- _Work instructions_
• A. In the forum excerpt on language learning, who taught Mandarin Chinese in the experience that lightcrystal calls the weirdest?
• B. Proceed with the forum excerpt on learning languages, continuing it from the point where it stops.

- _Excerpt_
I edit my original message, what I mean, and I guess it's vague ? is that if you go deep end first into learning extra languages you may not keep your morale in order. You might get disappointed because you can't learn to speak Icelandic in two weeks (like one guy claims) so you start off with an easy language first, get the benefits of a second language which will make wanting a third almost inevitable.
lightcrystal wrote: November 18th, 2021, 12:13 am By the way the weirdest experience I had was being taught Mandarin Chinese by a Scotsman with a thick Scottish accent. That got interesting :lol:
The class I was in was told by the teacher "they may say it that way in (native country) but that's not what I'll teach here, no, I won't teach it that way" needless to say that person proved themselves an idiot over and over. Dumped that course, but not the language.

- _Material_
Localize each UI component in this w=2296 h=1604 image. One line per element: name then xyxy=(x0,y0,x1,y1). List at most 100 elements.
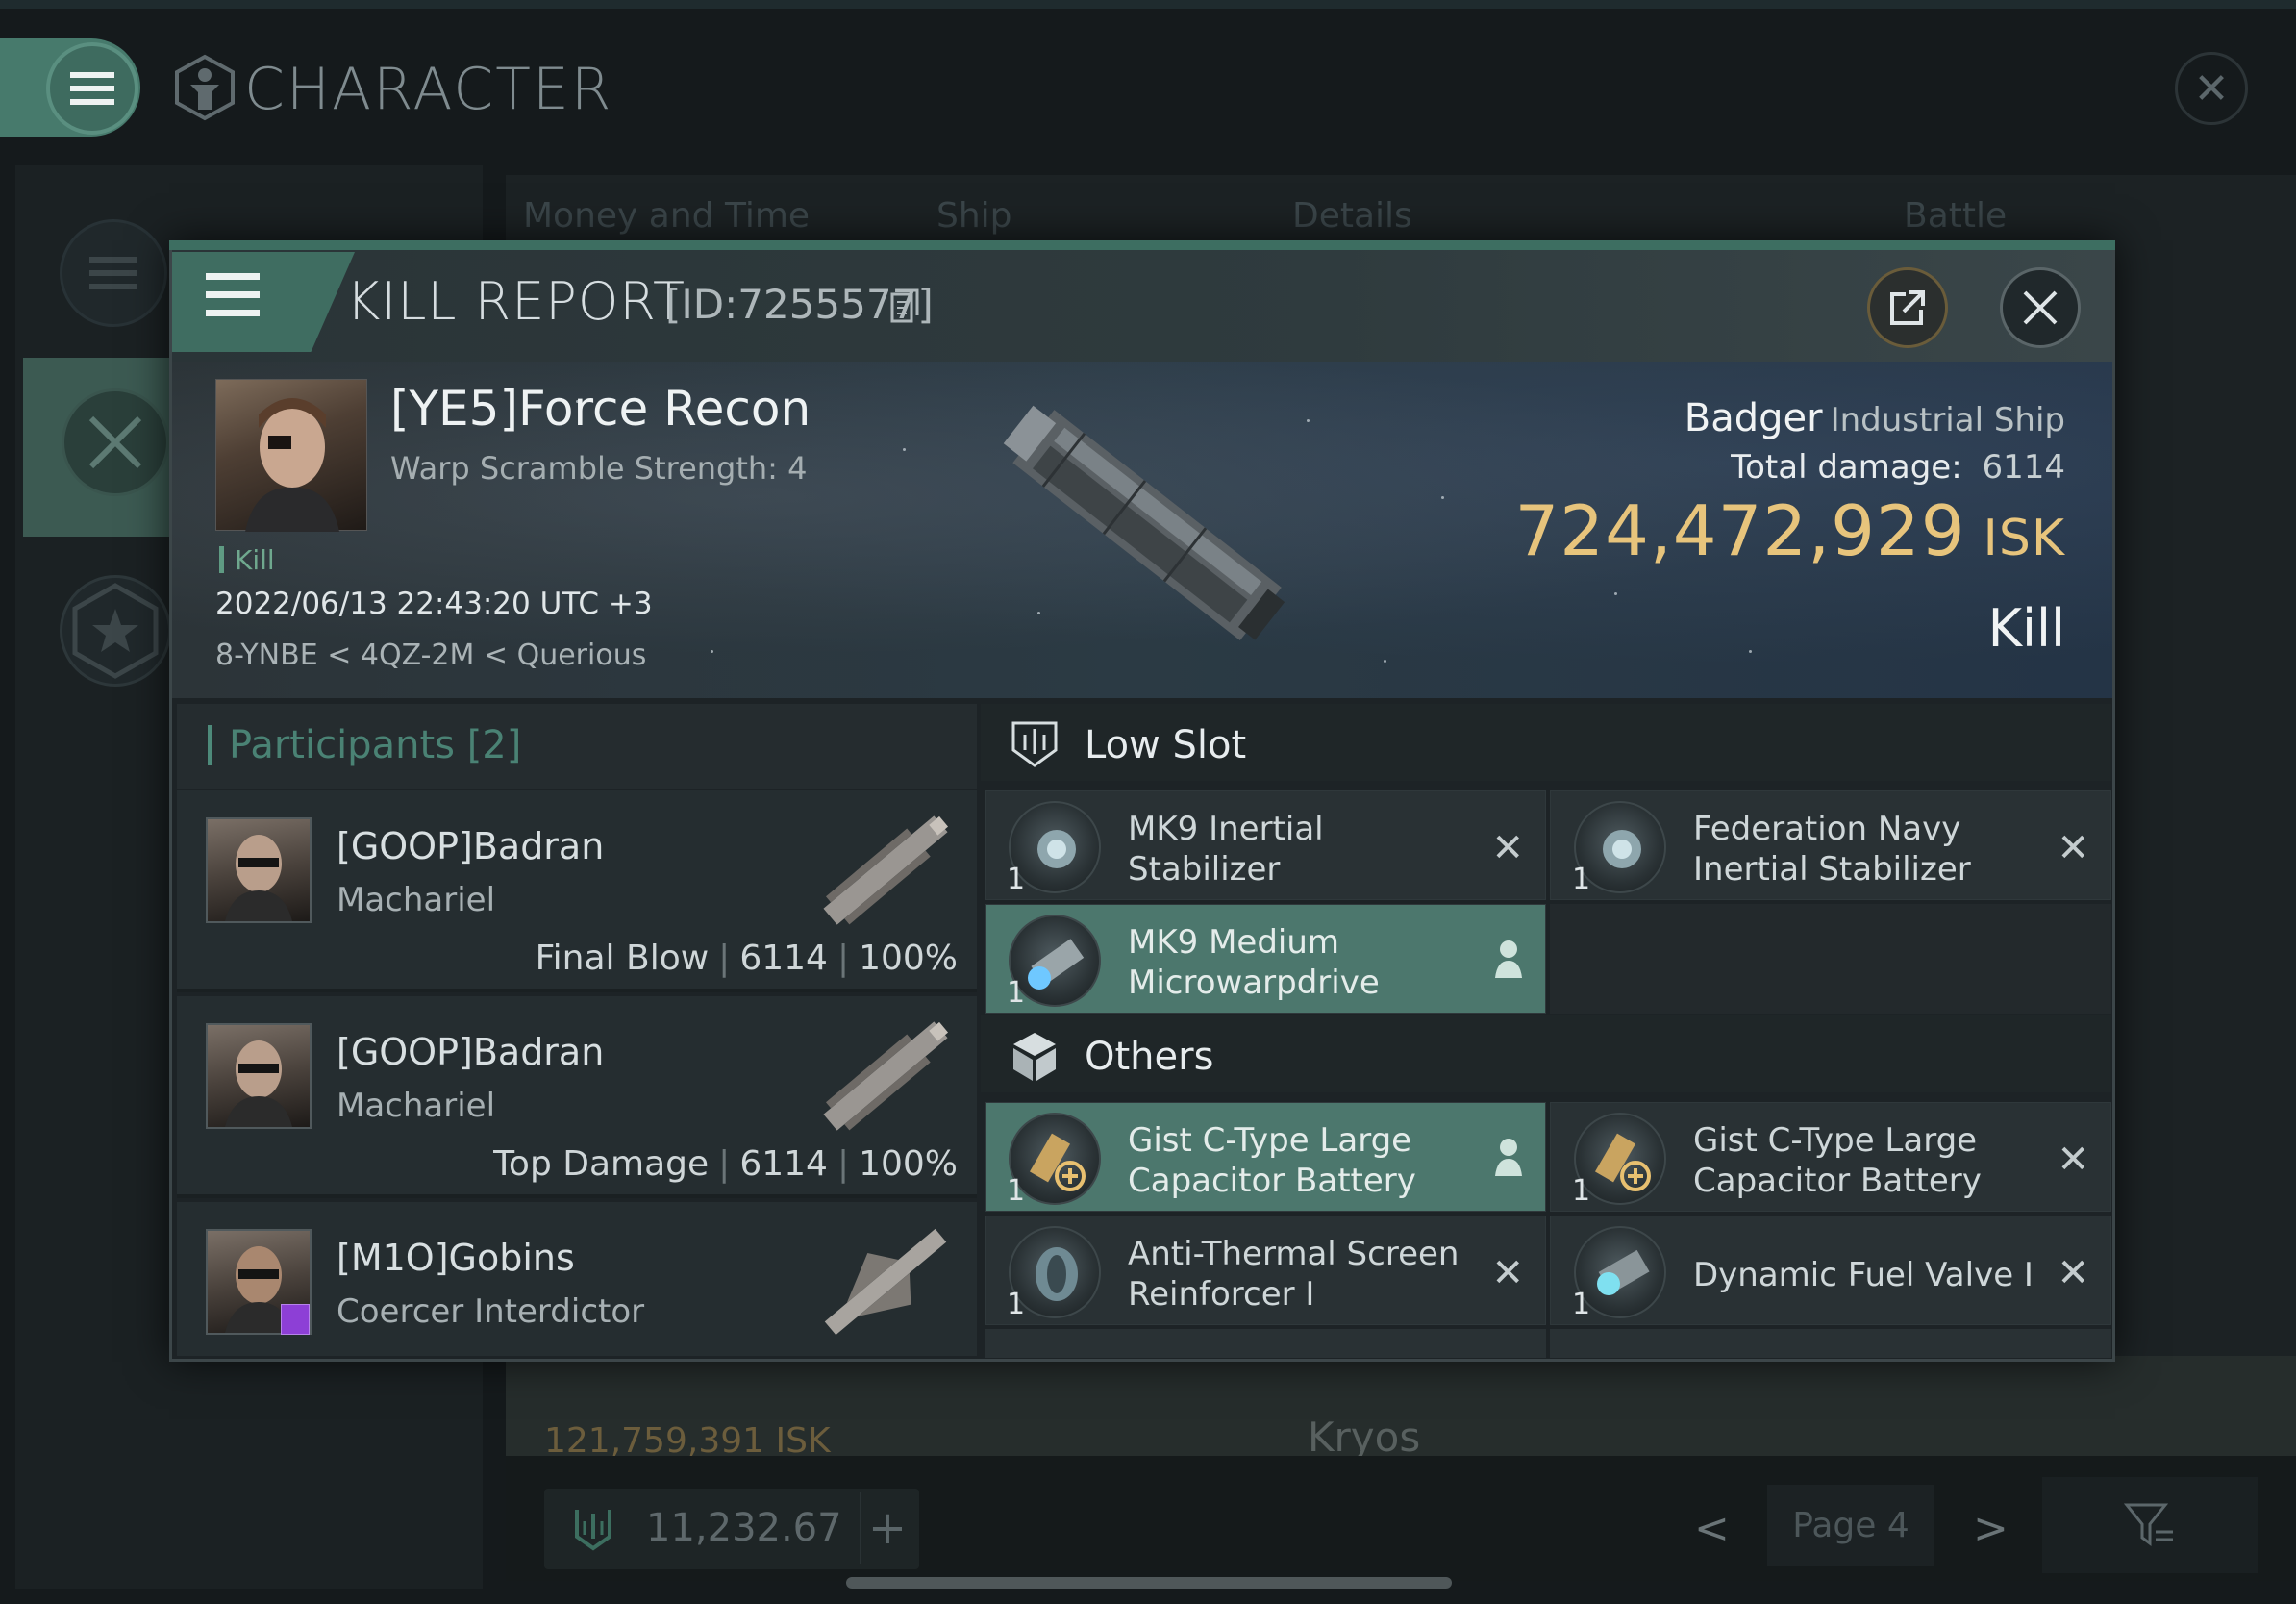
close-icon xyxy=(2023,290,2058,325)
item-name: MK9 Medium Microwarpdrive xyxy=(1128,923,1380,1002)
destroyed-icon: ✕ xyxy=(2057,826,2089,870)
victim-ship-image[interactable] xyxy=(961,365,1327,692)
kill-tag-marker xyxy=(219,546,224,573)
participant-avatar[interactable] xyxy=(206,1023,312,1129)
participant-avatar[interactable] xyxy=(206,817,312,923)
fitting-item-partial[interactable] xyxy=(985,1329,1546,1358)
nav-list-button[interactable] xyxy=(60,219,167,327)
window-title: CHARACTER xyxy=(244,56,613,123)
horizontal-scrollbar[interactable] xyxy=(846,1577,1452,1589)
participant-role: Final Blow xyxy=(535,939,710,978)
ship-name-text: Badger xyxy=(1684,396,1823,440)
crossed-swords-icon xyxy=(88,415,142,469)
victim-portrait[interactable] xyxy=(215,379,367,532)
item-quantity: 1 xyxy=(1007,1174,1026,1208)
total-damage-label: Total damage: xyxy=(1731,448,1962,487)
character-icon xyxy=(175,54,235,121)
modal-title: KILL REPORT xyxy=(346,271,686,332)
fitting-item[interactable]: 1 MK9 Inertial Stabilizer ✕ xyxy=(985,790,1546,900)
share-button[interactable] xyxy=(1867,267,1948,348)
item-quantity: 1 xyxy=(1007,1288,1026,1321)
share-icon xyxy=(1890,290,1925,325)
participant-ship-image xyxy=(824,1228,947,1336)
victim-name[interactable]: [YE5]Force Recon xyxy=(390,381,811,437)
victim-subtitle: Warp Scramble Strength: 4 xyxy=(390,450,808,487)
fitting-item[interactable]: 1 MK9 Medium Microwarpdrive xyxy=(985,904,1546,1014)
window-close-button[interactable]: ✕ xyxy=(2175,52,2248,125)
participant-ship-image xyxy=(823,815,949,925)
page-indicator: Page 4 xyxy=(1767,1485,1934,1566)
participants-title: Participants [2] xyxy=(229,723,522,767)
participants-header-marker xyxy=(208,725,212,765)
victim-ship-name[interactable]: Badger Industrial Ship xyxy=(1685,396,2065,440)
low-slot-title: Low Slot xyxy=(1085,723,1247,767)
participant-role: Top Damage xyxy=(493,1144,710,1184)
item-quantity: 1 xyxy=(1572,1288,1591,1321)
nav-battle-button[interactable] xyxy=(62,388,169,496)
total-damage-value: 6114 xyxy=(1982,448,2065,487)
kill-result: Kill xyxy=(1987,598,2065,659)
avatar xyxy=(245,398,339,532)
participant-ship: Machariel xyxy=(337,881,496,919)
participant-percent: 100% xyxy=(859,1144,958,1184)
fitting-item[interactable]: 1 Gist C-Type Large Capacitor Battery xyxy=(985,1102,1546,1212)
item-name: Gist C-Type Large Capacitor Battery xyxy=(1693,1121,1982,1200)
fitting-item[interactable]: 1 Dynamic Fuel Valve I ✕ xyxy=(1550,1216,2111,1325)
isk-amount: 724,472,929 xyxy=(1514,490,1966,571)
item-name: Gist C-Type Large Capacitor Battery xyxy=(1128,1121,1416,1200)
row-isk-value: 121,759,391 ISK xyxy=(544,1421,831,1461)
kill-tag: Kill xyxy=(235,544,275,576)
item-name: Dynamic Fuel Valve I xyxy=(1693,1256,2034,1294)
participant-name[interactable]: [GOOP]Badran xyxy=(337,1031,604,1073)
fitting-item[interactable]: 1 Gist C-Type Large Capacitor Battery ✕ xyxy=(1550,1102,2111,1212)
participants-count: [2] xyxy=(466,723,522,767)
participant-name[interactable]: [M1O]Gobins xyxy=(337,1237,575,1279)
item-name: MK9 Inertial Stabilizer xyxy=(1128,810,1324,889)
tab-money-and-time[interactable]: Money and Time xyxy=(523,196,810,236)
participant-damage: 6114 xyxy=(739,939,828,978)
fitting-item[interactable]: 1 Anti-Thermal Screen Reinforcer I ✕ xyxy=(985,1216,1546,1325)
item-name: Anti-Thermal Screen Reinforcer I xyxy=(1128,1235,1460,1314)
fitting-item[interactable]: 1 Federation Navy Inertial Stabilizer ✕ xyxy=(1550,790,2111,900)
menu-icon xyxy=(70,72,114,78)
item-quantity: 1 xyxy=(1572,1174,1591,1208)
destroyed-icon: ✕ xyxy=(2057,1138,2089,1182)
participant-name[interactable]: [GOOP]Badran xyxy=(337,825,604,867)
destroyed-icon: ✕ xyxy=(1491,826,1524,870)
top-edge xyxy=(0,0,2296,9)
kill-datetime: 2022/06/13 22:43:20 UTC +3 xyxy=(215,587,653,621)
wallet-add-button[interactable]: + xyxy=(860,1492,913,1564)
avatar xyxy=(225,835,292,921)
participant-stats: Final Blow | 6114 | 100% xyxy=(535,939,958,978)
next-page-button[interactable]: > xyxy=(1973,1504,2009,1553)
participant-ship: Coercer Interdictor xyxy=(337,1292,645,1331)
plex-icon xyxy=(575,1510,611,1551)
tab-details[interactable]: Details xyxy=(1292,196,1412,236)
tab-ship[interactable]: Ship xyxy=(936,196,1012,236)
others-title: Others xyxy=(1085,1035,1214,1079)
participant-stats: Top Damage | 6114 | 100% xyxy=(493,1144,958,1184)
main-menu-button[interactable] xyxy=(46,42,138,135)
fitting-item-partial[interactable] xyxy=(1550,1329,2111,1358)
item-name: Federation Navy Inertial Stabilizer xyxy=(1693,810,1971,889)
nav-star-button[interactable] xyxy=(60,575,171,687)
copy-icon[interactable] xyxy=(890,288,919,323)
participant-ship: Machariel xyxy=(337,1087,496,1125)
list-icon xyxy=(89,257,137,289)
row-ship-name: Kryos xyxy=(1308,1414,1421,1461)
destroyed-icon: ✕ xyxy=(2057,1251,2089,1295)
isk-value: 724,472,929 ISK xyxy=(1514,490,2065,571)
item-quantity: 1 xyxy=(1007,976,1026,1010)
participant-damage: 6114 xyxy=(739,1144,828,1184)
filter-button[interactable] xyxy=(2042,1477,2258,1573)
cube-icon xyxy=(1013,1033,1056,1081)
low-slot-icon xyxy=(1011,721,1058,767)
background-tabs: Money and Time Ship Details Battle Statu… xyxy=(523,196,2119,275)
hamburger-icon xyxy=(206,273,260,316)
wallet-value: 11,232.67 xyxy=(646,1506,842,1550)
corp-badge-icon xyxy=(281,1304,310,1335)
kill-location[interactable]: 8-YNBE < 4QZ-2M < Querious xyxy=(215,639,646,672)
star-icon xyxy=(72,583,159,679)
prev-page-button[interactable]: < xyxy=(1694,1504,1730,1553)
modal-close-button[interactable] xyxy=(2000,267,2081,348)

- _Per-task answers_
• A. A Scotsman with a thick Scottish accent.

• B.
In the end even a Scotsman will give you worthwhile education in Chinese which you can use. It all seems to fall into place and I wouldn't be able to say one part was better quality than another part any more than you can taste each and every ingredient in a cake after you've baked it.

I know what your saying, you learn from grandma and you'll sound like grandma, it's sort-of true, but in a way it doesn't turn out as you would expect it to. I think your brain just deletes the Scottish accent and goes with it.

I would say a Englishman Irishman and Scotsman all walk into a bar and teach you Chinese, you learn the words and grammar and vocab, but not the accent.

Conversely you goto the all native Shenzen born tutors in London and they'll teach you almost the same thing, a little better, and you'll learn words grammar and vocab, but you still won't have an accent.

I would say the only way to get the accent is to live there for some years.

I say we can listen to people halfway through learning our language and we shall remain clueless as to the identity of their teachers.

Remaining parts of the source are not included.